Extracted records
* BEGIN *

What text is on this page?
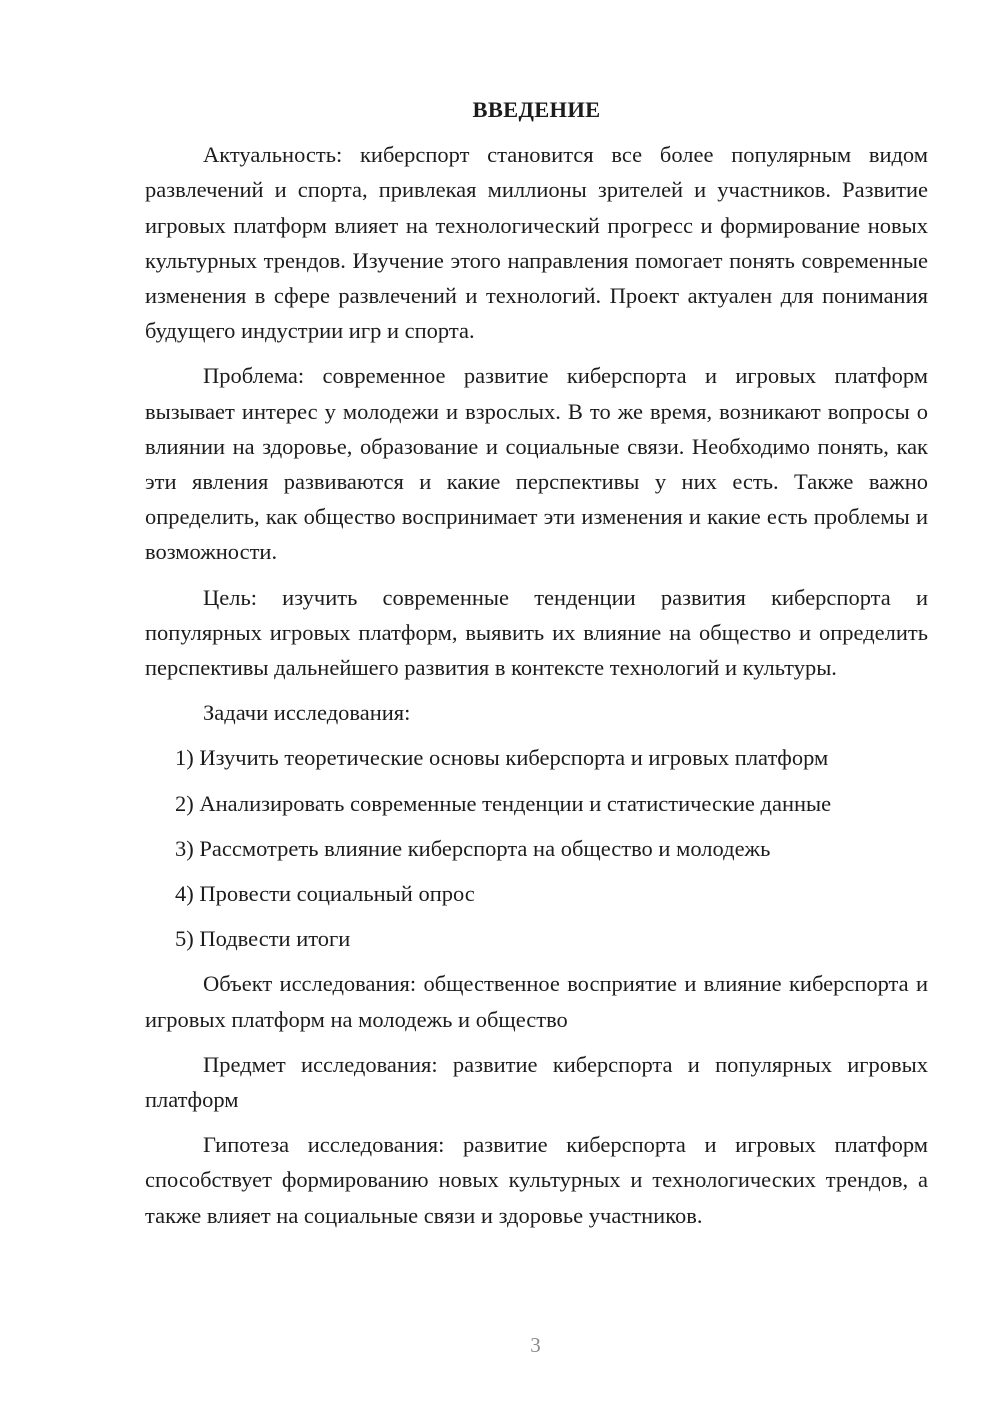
ВВЕДЕНИЕ

Актуальность: киберспорт становится все более популярным видом развлечений и спорта, привлекая миллионы зрителей и участников. Развитие игровых платформ влияет на технологический прогресс и формирование новых культурных трендов. Изучение этого направления помогает понять современные изменения в сфере развлечений и технологий. Проект актуален для понимания будущего индустрии игр и спорта.

Проблема: современное развитие киберспорта и игровых платформ вызывает интерес у молодежи и взрослых. В то же время, возникают вопросы о влиянии на здоровье, образование и социальные связи. Необходимо понять, как эти явления развиваются и какие перспективы у них есть. Также важно определить, как общество воспринимает эти изменения и какие есть проблемы и возможности.

Цель: изучить современные тенденции развития киберспорта и популярных игровых платформ, выявить их влияние на общество и определить перспективы дальнейшего развития в контексте технологий и культуры.

Задачи исследования:
1) Изучить теоретические основы киберспорта и игровых платформ
2) Анализировать современные тенденции и статистические данные
3) Рассмотреть влияние киберспорта на общество и молодежь
4) Провести социальный опрос
5) Подвести итоги

Объект исследования: общественное восприятие и влияние киберспорта и игровых платформ на молодежь и общество

Предмет исследования: развитие киберспорта и популярных игровых платформ

Гипотеза исследования: развитие киберспорта и игровых платформ способствует формированию новых культурных и технологических трендов, а также влияет на социальные связи и здоровье участников.

3
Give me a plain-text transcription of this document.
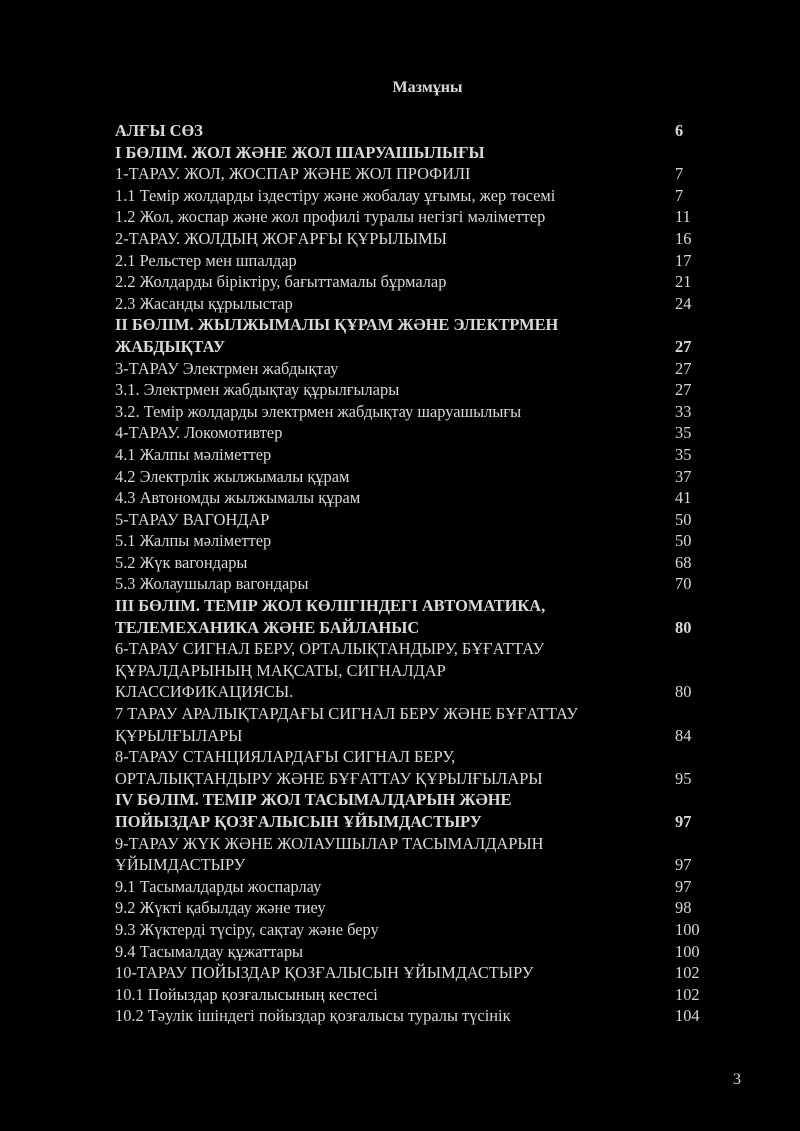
Мазмұны
АЛҒЫ СӨЗ	6
I БӨЛІМ. ЖОЛ ЖӘНЕ ЖОЛ ШАРУАШЫЛЫҒЫ
1-ТАРАУ. ЖОЛ, ЖОСПАР ЖӘНЕ ЖОЛ ПРОФИЛІ	7
1.1 Темір жолдарды іздестіру және жобалау ұғымы, жер төсемі	7
1.2 Жол, жоспар және жол профилі туралы негізгі мәліметтер	11
2-ТАРАУ. ЖОЛДЫҢ ЖОҒАРҒЫ ҚҰРЫЛЫМЫ	16
2.1 Рельстер мен шпалдар	17
2.2 Жолдарды біріктіру, бағыттамалы бұрмалар	21
2.3 Жасанды құрылыстар	24
II БӨЛІМ. ЖЫЛЖЫМАЛЫ ҚҰРАМ ЖӘНЕ ЭЛЕКТРМЕН
ЖАБДЫҚТАУ	27
3-ТАРАУ Электрмен жабдықтау	27
3.1. Электрмен жабдықтау құрылғылары	27
3.2. Темір жолдарды электрмен жабдықтау шаруашылығы	33
4-ТАРАУ. Локомотивтер	35
4.1 Жалпы мәліметтер	35
4.2 Электрлік жылжымалы құрам	37
4.3 Автономды жылжымалы құрам	41
5-ТАРАУ ВАГОНДАР	50
5.1 Жалпы мәліметтер	50
5.2 Жүк вагондары	68
5.3 Жолаушылар вагондары	70
III БӨЛІМ. ТЕМІР ЖОЛ КӨЛІГІНДЕГІ АВТОМАТИКА,
ТЕЛЕМЕХАНИКА ЖӘНЕ БАЙЛАНЫС	80
6-ТАРАУ СИГНАЛ БЕРУ, ОРТАЛЫҚТАНДЫРУ, БҰҒАТТАУ
ҚҰРАЛДАРЫНЫҢ МАҚСАТЫ, СИГНАЛДАР
КЛАССИФИКАЦИЯСЫ.	80
7 ТАРАУ АРАЛЫҚТАРДАҒЫ СИГНАЛ БЕРУ ЖӘНЕ БҰҒАТТАУ
ҚҰРЫЛҒЫЛАРЫ	84
8-ТАРАУ СТАНЦИЯЛАРДАҒЫ СИГНАЛ БЕРУ,
ОРТАЛЫҚТАНДЫРУ ЖӘНЕ БҰҒАТТАУ ҚҰРЫЛҒЫЛАРЫ	95
IV БӨЛІМ. ТЕМІР ЖОЛ ТАСЫМАЛДАРЫН ЖӘНЕ
ПОЙЫЗДАР ҚОЗҒАЛЫСЫН ҰЙЫМДАСТЫРУ	97
9-ТАРАУ ЖҮК ЖӘНЕ ЖОЛАУШЫЛАР ТАСЫМАЛДАРЫН
ҰЙЫМДАСТЫРУ	97
9.1 Тасымалдарды жоспарлау	97
9.2 Жүкті қабылдау және тиеу	98
9.3 Жүктерді түсіру, сақтау және беру	100
9.4 Тасымалдау құжаттары	100
10-ТАРАУ ПОЙЫЗДАР ҚОЗҒАЛЫСЫН ҰЙЫМДАСТЫРУ	102
10.1 Пойыздар қозғалысының кестесі	102
10.2 Тәулік ішіндегі пойыздар қозғалысы туралы түсінік	104
3
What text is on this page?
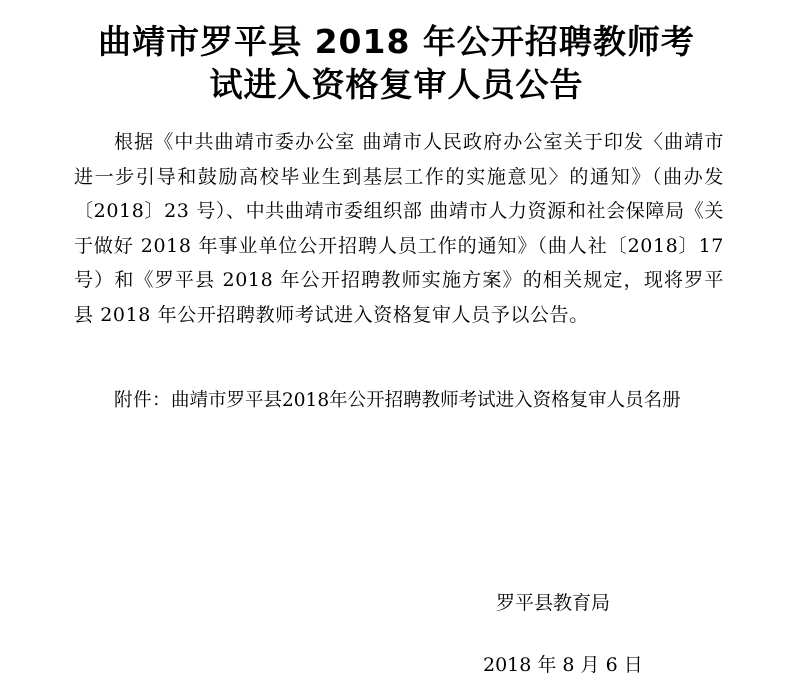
曲靖市罗平县 2018 年公开招聘教师考
试进入资格复审人员公告

根据《中共曲靖市委办公室 曲靖市人民政府办公室关于印发〈曲靖市进一步引导和鼓励高校毕业生到基层工作的实施意见〉的通知》（曲办发〔2018〕23 号）、中共曲靖市委组织部 曲靖市人力资源和社会保障局《关于做好 2018 年事业单位公开招聘人员工作的通知》（曲人社〔2018〕17 号）和《罗平县 2018 年公开招聘教师实施方案》的相关规定，现将罗平县 2018 年公开招聘教师考试进入资格复审人员予以公告。

附件：曲靖市罗平县2018年公开招聘教师考试进入资格复审人员名册
罗平县教育局
2018 年 8 月 6 日
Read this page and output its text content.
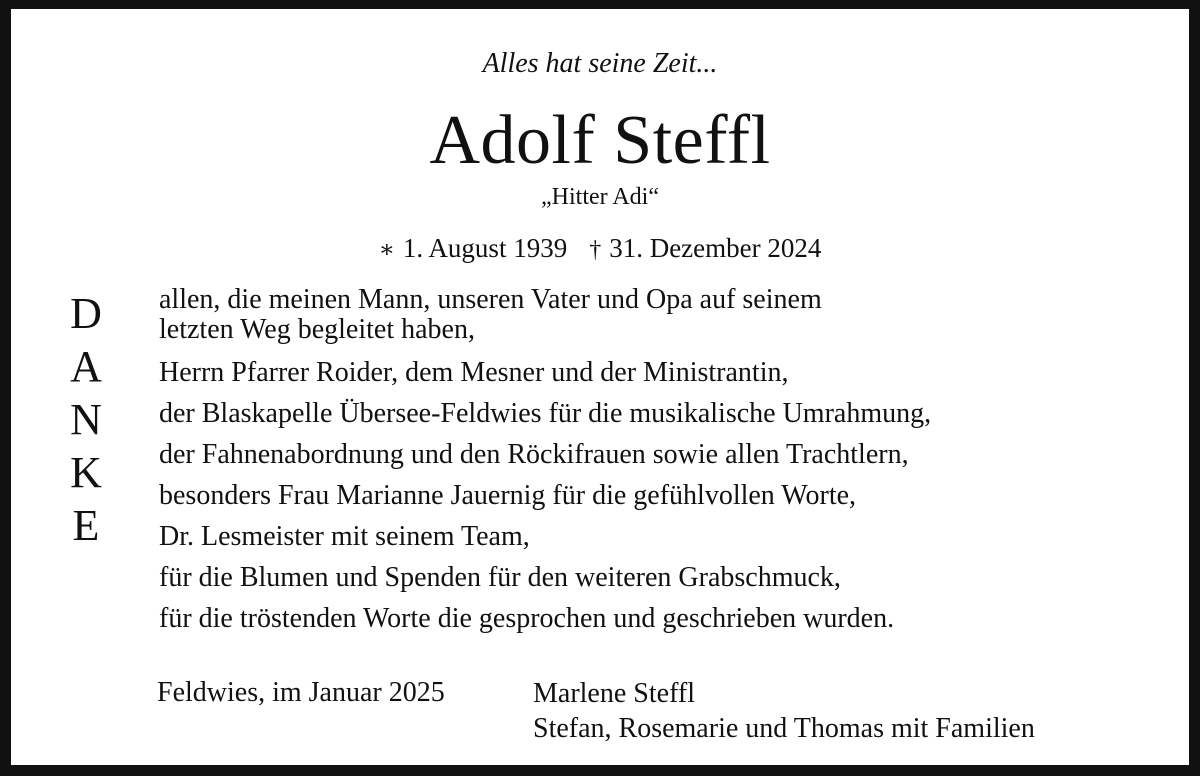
Alles hat seine Zeit...
Adolf Steffl
„Hitter Adi“
∗ 1. August 1939 † 31. Dezember 2024
D
A
N
K
E
allen, die meinen Mann, unseren Vater und Opa auf seinem
letzten Weg begleitet haben,
Herrn Pfarrer Roider, dem Mesner und der Ministrantin,
der Blaskapelle Übersee-Feldwies für die musikalische Umrahmung,
der Fahnenabordnung und den Röckifrauen sowie allen Trachtlern,
besonders Frau Marianne Jauernig für die gefühlvollen Worte,
Dr. Lesmeister mit seinem Team,
für die Blumen und Spenden für den weiteren Grabschmuck,
für die tröstenden Worte die gesprochen und geschrieben wurden.
Feldwies, im Januar 2025	Marlene Steffl
Stefan, Rosemarie und Thomas mit Familien
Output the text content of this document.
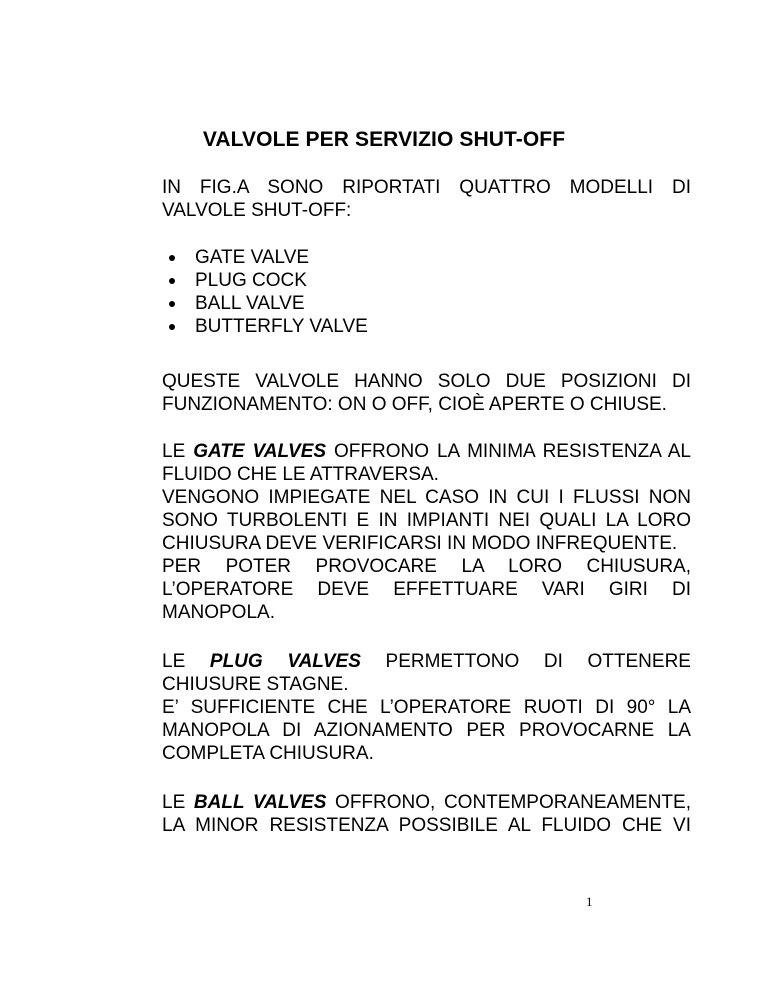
VALVOLE PER SERVIZIO SHUT-OFF
IN FIG.A SONO RIPORTATI QUATTRO MODELLI DI
VALVOLE SHUT-OFF:
GATE VALVE
PLUG COCK
BALL VALVE
BUTTERFLY VALVE
QUESTE VALVOLE HANNO SOLO DUE POSIZIONI DI
FUNZIONAMENTO: ON O OFF, CIOÈ APERTE O CHIUSE.
LE GATE VALVES OFFRONO LA MINIMA RESISTENZA AL
FLUIDO CHE LE ATTRAVERSA.
VENGONO IMPIEGATE NEL CASO IN CUI I FLUSSI NON
SONO TURBOLENTI E IN IMPIANTI NEI QUALI LA LORO
CHIUSURA DEVE VERIFICARSI IN MODO INFREQUENTE.
PER POTER PROVOCARE LA LORO CHIUSURA,
L’OPERATORE DEVE EFFETTUARE VARI GIRI DI
MANOPOLA.
LE PLUG VALVES PERMETTONO DI OTTENERE
CHIUSURE STAGNE.
E’ SUFFICIENTE CHE L’OPERATORE RUOTI DI 90° LA
MANOPOLA DI AZIONAMENTO PER PROVOCARNE LA
COMPLETA CHIUSURA.
LE BALL VALVES OFFRONO, CONTEMPORANEAMENTE,
LA MINOR RESISTENZA POSSIBILE AL FLUIDO CHE VI
1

* END *

PROMPT = Omit the pictures, then output the rest of the listing exactly.

OUTPUT OF THE EXERCISE =
What text is on this page?
ВВЕДЕНИЕ

Актуальность: киберспорт становится все более популярным видом развлечений и спорта, привлекая миллионы зрителей и участников. Развитие игровых платформ влияет на технологический прогресс и формирование новых культурных трендов. Изучение этого направления помогает понять современные изменения в сфере развлечений и технологий. Проект актуален для понимания будущего индустрии игр и спорта.

Проблема: современное развитие киберспорта и игровых платформ вызывает интерес у молодежи и взрослых. В то же время, возникают вопросы о влиянии на здоровье, образование и социальные связи. Необходимо понять, как эти явления развиваются и какие перспективы у них есть. Также важно определить, как общество воспринимает эти изменения и какие есть проблемы и возможности.

Цель: изучить современные тенденции развития киберспорта и популярных игровых платформ, выявить их влияние на общество и определить перспективы дальнейшего развития в контексте технологий и культуры.

Задачи исследования:
1) Изучить теоретические основы киберспорта и игровых платформ
2) Анализировать современные тенденции и статистические данные
3) Рассмотреть влияние киберспорта на общество и молодежь
4) Провести социальный опрос
5) Подвести итоги

Объект исследования: общественное восприятие и влияние киберспорта и игровых платформ на молодежь и общество

Предмет исследования: развитие киберспорта и популярных игровых платформ

Гипотеза исследования: развитие киберспорта и игровых платформ способствует формированию новых культурных и технологических трендов, а также влияет на социальные связи и здоровье участников.

3
Give me a plain-text transcription of this document.
Мазмұны
АЛҒЫ СӨЗ	6
I БӨЛІМ. ЖОЛ ЖӘНЕ ЖОЛ ШАРУАШЫЛЫҒЫ
1-ТАРАУ. ЖОЛ, ЖОСПАР ЖӘНЕ ЖОЛ ПРОФИЛІ	7
1.1 Темір жолдарды іздестіру және жобалау ұғымы, жер төсемі	7
1.2 Жол, жоспар және жол профилі туралы негізгі мәліметтер	11
2-ТАРАУ. ЖОЛДЫҢ ЖОҒАРҒЫ ҚҰРЫЛЫМЫ	16
2.1 Рельстер мен шпалдар	17
2.2 Жолдарды біріктіру, бағыттамалы бұрмалар	21
2.3 Жасанды құрылыстар	24
II БӨЛІМ. ЖЫЛЖЫМАЛЫ ҚҰРАМ ЖӘНЕ ЭЛЕКТРМЕН
ЖАБДЫҚТАУ	27
3-ТАРАУ Электрмен жабдықтау	27
3.1. Электрмен жабдықтау құрылғылары	27
3.2. Темір жолдарды электрмен жабдықтау шаруашылығы	33
4-ТАРАУ. Локомотивтер	35
4.1 Жалпы мәліметтер	35
4.2 Электрлік жылжымалы құрам	37
4.3 Автономды жылжымалы құрам	41
5-ТАРАУ ВАГОНДАР	50
5.1 Жалпы мәліметтер	50
5.2 Жүк вагондары	68
5.3 Жолаушылар вагондары	70
III БӨЛІМ. ТЕМІР ЖОЛ КӨЛІГІНДЕГІ АВТОМАТИКА,
ТЕЛЕМЕХАНИКА ЖӘНЕ БАЙЛАНЫС	80
6-ТАРАУ СИГНАЛ БЕРУ, ОРТАЛЫҚТАНДЫРУ, БҰҒАТТАУ
ҚҰРАЛДАРЫНЫҢ МАҚСАТЫ, СИГНАЛДАР
КЛАССИФИКАЦИЯСЫ.	80
7 ТАРАУ АРАЛЫҚТАРДАҒЫ СИГНАЛ БЕРУ ЖӘНЕ БҰҒАТТАУ
ҚҰРЫЛҒЫЛАРЫ	84
8-ТАРАУ СТАНЦИЯЛАРДАҒЫ СИГНАЛ БЕРУ,
ОРТАЛЫҚТАНДЫРУ ЖӘНЕ БҰҒАТТАУ ҚҰРЫЛҒЫЛАРЫ	95
IV БӨЛІМ. ТЕМІР ЖОЛ ТАСЫМАЛДАРЫН ЖӘНЕ
ПОЙЫЗДАР ҚОЗҒАЛЫСЫН ҰЙЫМДАСТЫРУ	97
9-ТАРАУ ЖҮК ЖӘНЕ ЖОЛАУШЫЛАР ТАСЫМАЛДАРЫН
ҰЙЫМДАСТЫРУ	97
9.1 Тасымалдарды жоспарлау	97
9.2 Жүкті қабылдау және тиеу	98
9.3 Жүктерді түсіру, сақтау және беру	100
9.4 Тасымалдау құжаттары	100
10-ТАРАУ ПОЙЫЗДАР ҚОЗҒАЛЫСЫН ҰЙЫМДАСТЫРУ	102
10.1 Пойыздар қозғалысының кестесі	102
10.2 Тәулік ішіндегі пойыздар қозғалысы туралы түсінік	104
3
What text is on this page?
曲靖市罗平县 2018 年公开招聘教师考
试进入资格复审人员公告

根据《中共曲靖市委办公室 曲靖市人民政府办公室关于印发〈曲靖市进一步引导和鼓励高校毕业生到基层工作的实施意见〉的通知》（曲办发〔2018〕23 号）、中共曲靖市委组织部 曲靖市人力资源和社会保障局《关于做好 2018 年事业单位公开招聘人员工作的通知》（曲人社〔2018〕17 号）和《罗平县 2018 年公开招聘教师实施方案》的相关规定，现将罗平县 2018 年公开招聘教师考试进入资格复审人员予以公告。

附件：曲靖市罗平县2018年公开招聘教师考试进入资格复审人员名册
罗平县教育局
2018 年 8 月 6 日
Read this page and output its text content.
Alles hat seine Zeit...
Adolf Steffl
„Hitter Adi“
∗ 1. August 1939 † 31. Dezember 2024
D
A
N
K
E
allen, die meinen Mann, unseren Vater und Opa auf seinem
letzten Weg begleitet haben,
Herrn Pfarrer Roider, dem Mesner und der Ministrantin,
der Blaskapelle Übersee-Feldwies für die musikalische Umrahmung,
der Fahnenabordnung und den Röckifrauen sowie allen Trachtlern,
besonders Frau Marianne Jauernig für die gefühlvollen Worte,
Dr. Lesmeister mit seinem Team,
für die Blumen und Spenden für den weiteren Grabschmuck,
für die tröstenden Worte die gesprochen und geschrieben wurden.
Feldwies, im Januar 2025	Marlene Steffl
Stefan, Rosemarie und Thomas mit Familien
Output the text content of this document.
VALVOLE PER SERVIZIO SHUT-OFF
IN FIG.A SONO RIPORTATI QUATTRO MODELLI DI
VALVOLE SHUT-OFF:
GATE VALVE
PLUG COCK
BALL VALVE
BUTTERFLY VALVE
QUESTE VALVOLE HANNO SOLO DUE POSIZIONI DI
FUNZIONAMENTO: ON O OFF, CIOÈ APERTE O CHIUSE.
LE GATE VALVES OFFRONO LA MINIMA RESISTENZA AL
FLUIDO CHE LE ATTRAVERSA.
VENGONO IMPIEGATE NEL CASO IN CUI I FLUSSI NON
SONO TURBOLENTI E IN IMPIANTI NEI QUALI LA LORO
CHIUSURA DEVE VERIFICARSI IN MODO INFREQUENTE.
PER POTER PROVOCARE LA LORO CHIUSURA,
L’OPERATORE DEVE EFFETTUARE VARI GIRI DI
MANOPOLA.
LE PLUG VALVES PERMETTONO DI OTTENERE
CHIUSURE STAGNE.
E’ SUFFICIENTE CHE L’OPERATORE RUOTI DI 90° LA
MANOPOLA DI AZIONAMENTO PER PROVOCARNE LA
COMPLETA CHIUSURA.
LE BALL VALVES OFFRONO, CONTEMPORANEAMENTE,
LA MINOR RESISTENZA POSSIBILE AL FLUIDO CHE VI
1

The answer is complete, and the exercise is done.